(Dataset items)
===============

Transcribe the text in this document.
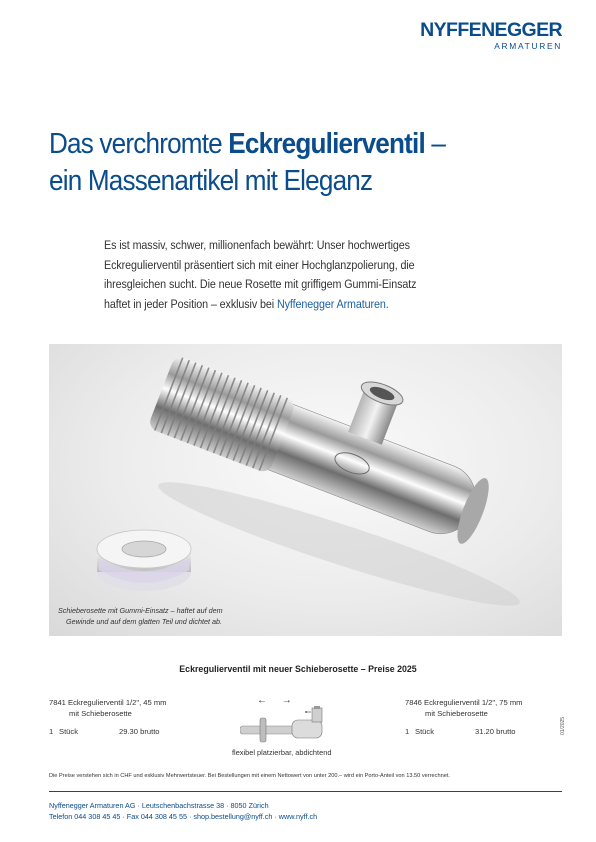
NYFFENEGGER
ARMATUREN
Das verchromte Eckregulierventil –
ein Massenartikel mit Eleganz
Es ist massiv, schwer, millionenfach bewährt: Unser hochwertiges
Eckregulierventil präsentiert sich mit einer Hochglanzpolierung, die
ihresgleichen sucht. Die neue Rosette mit griffigem Gummi-Einsatz
haftet in jeder Position – exklusiv bei Nyffenegger Armaturen.
Schieberosette mit Gummi-Einsatz – haftet auf dem
Gewinde und auf dem glatten Teil und dichtet ab.
Eckregulierventil mit neuer Schieberosette – Preise 2025
7841 Eckregulierventil 1/2", 45 mm
mit Schieberosette
1 Stück	29.30 brutto
7846 Eckregulierventil 1/2", 75 mm
mit Schieberosette
1 Stück	31.20 brutto
← →
flexibel platzierbar, abdichtend
01/2025
Die Preise verstehen sich in CHF und exklusiv Mehrwertsteuer. Bei Bestellungen mit einem Nettowert von unter 200.– wird ein Porto-Anteil von 13.50 verrechnet.
Nyffenegger Armaturen AG · Leutschenbachstrasse 38 · 8050 Zürich
Telefon 044 308 45 45 · Fax 044 308 45 55 · shop.bestellung@nyff.ch · www.nyff.ch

===============

== JOB ==
Extract the entries in full, exactly as they are, minus the pictures.

== EXERCISE SOLUTION ==
Transcribe the text in this document.
NYFFENEGGER
ARMATUREN
Das verchromte Eckregulierventil –
ein Massenartikel mit Eleganz
Es ist massiv, schwer, millionenfach bewährt: Unser hochwertiges
Eckregulierventil präsentiert sich mit einer Hochglanzpolierung, die
ihresgleichen sucht. Die neue Rosette mit griffigem Gummi-Einsatz
haftet in jeder Position – exklusiv bei Nyffenegger Armaturen.
Schieberosette mit Gummi-Einsatz – haftet auf dem
Gewinde und auf dem glatten Teil und dichtet ab.
Eckregulierventil mit neuer Schieberosette – Preise 2025
7841 Eckregulierventil 1/2", 45 mm
mit Schieberosette
1 Stück	29.30 brutto
7846 Eckregulierventil 1/2", 75 mm
mit Schieberosette
1 Stück	31.20 brutto
← →
flexibel platzierbar, abdichtend
01/2025
Die Preise verstehen sich in CHF und exklusiv Mehrwertsteuer. Bei Bestellungen mit einem Nettowert von unter 200.– wird ein Porto-Anteil von 13.50 verrechnet.
Nyffenegger Armaturen AG · Leutschenbachstrasse 38 · 8050 Zürich
Telefon 044 308 45 45 · Fax 044 308 45 55 · shop.bestellung@nyff.ch · www.nyff.ch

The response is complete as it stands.